● **MATERIAL FOR THIS TASK**

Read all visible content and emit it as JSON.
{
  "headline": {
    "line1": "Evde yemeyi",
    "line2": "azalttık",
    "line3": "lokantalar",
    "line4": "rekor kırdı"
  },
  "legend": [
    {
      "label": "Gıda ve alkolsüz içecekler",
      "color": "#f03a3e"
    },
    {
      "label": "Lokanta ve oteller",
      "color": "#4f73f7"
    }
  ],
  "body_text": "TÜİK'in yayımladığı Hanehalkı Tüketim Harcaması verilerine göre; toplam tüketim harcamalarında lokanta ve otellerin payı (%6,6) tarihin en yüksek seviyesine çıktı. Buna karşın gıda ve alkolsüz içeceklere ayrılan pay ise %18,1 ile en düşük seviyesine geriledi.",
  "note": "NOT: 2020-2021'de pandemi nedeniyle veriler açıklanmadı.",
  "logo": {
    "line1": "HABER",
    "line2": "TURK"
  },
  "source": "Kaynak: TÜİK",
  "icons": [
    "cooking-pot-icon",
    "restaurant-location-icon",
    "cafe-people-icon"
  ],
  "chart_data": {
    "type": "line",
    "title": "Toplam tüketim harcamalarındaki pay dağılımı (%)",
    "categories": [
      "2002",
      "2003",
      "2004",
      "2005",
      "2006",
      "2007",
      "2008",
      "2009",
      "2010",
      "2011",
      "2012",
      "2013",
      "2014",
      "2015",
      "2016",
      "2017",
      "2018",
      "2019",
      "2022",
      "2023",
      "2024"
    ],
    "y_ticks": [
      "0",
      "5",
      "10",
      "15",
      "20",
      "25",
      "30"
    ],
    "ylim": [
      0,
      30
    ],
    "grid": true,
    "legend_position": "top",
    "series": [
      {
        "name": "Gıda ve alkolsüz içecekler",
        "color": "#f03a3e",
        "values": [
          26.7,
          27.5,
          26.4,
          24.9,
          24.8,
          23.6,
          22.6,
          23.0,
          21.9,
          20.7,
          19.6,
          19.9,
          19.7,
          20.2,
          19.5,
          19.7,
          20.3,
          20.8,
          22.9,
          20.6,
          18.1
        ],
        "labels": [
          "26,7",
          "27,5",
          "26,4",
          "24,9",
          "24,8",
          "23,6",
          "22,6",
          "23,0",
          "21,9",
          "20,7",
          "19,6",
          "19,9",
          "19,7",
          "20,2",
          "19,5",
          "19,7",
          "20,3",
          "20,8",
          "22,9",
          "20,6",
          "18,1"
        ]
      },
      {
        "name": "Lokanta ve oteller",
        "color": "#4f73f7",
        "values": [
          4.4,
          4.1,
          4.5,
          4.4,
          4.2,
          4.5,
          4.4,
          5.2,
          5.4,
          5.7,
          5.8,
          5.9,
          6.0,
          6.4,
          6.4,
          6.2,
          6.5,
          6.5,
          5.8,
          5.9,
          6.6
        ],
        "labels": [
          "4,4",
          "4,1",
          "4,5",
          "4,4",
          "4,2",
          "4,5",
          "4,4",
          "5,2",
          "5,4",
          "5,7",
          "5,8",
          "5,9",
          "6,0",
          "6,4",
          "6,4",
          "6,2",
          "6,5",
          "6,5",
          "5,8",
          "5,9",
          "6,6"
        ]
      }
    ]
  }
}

● **EXERCISE GOAL**
From the listing above, copy every line that includes the word "alkolsüz".

● **REPLY TO THE TASK**
      "label": "Gıda ve alkolsüz içecekler",
  "body_text": "TÜİK'in yayımladığı Hanehalkı Tüketim Harcaması verilerine göre; toplam tüketim harcamalarında lokanta ve otellerin payı (%6,6) tarihin en yüksek seviyesine çıktı. Buna karşın gıda ve alkolsüz içeceklere ayrılan pay ise %18,1 ile en düşük seviyesine geriledi.",
        "name": "Gıda ve alkolsüz içecekler",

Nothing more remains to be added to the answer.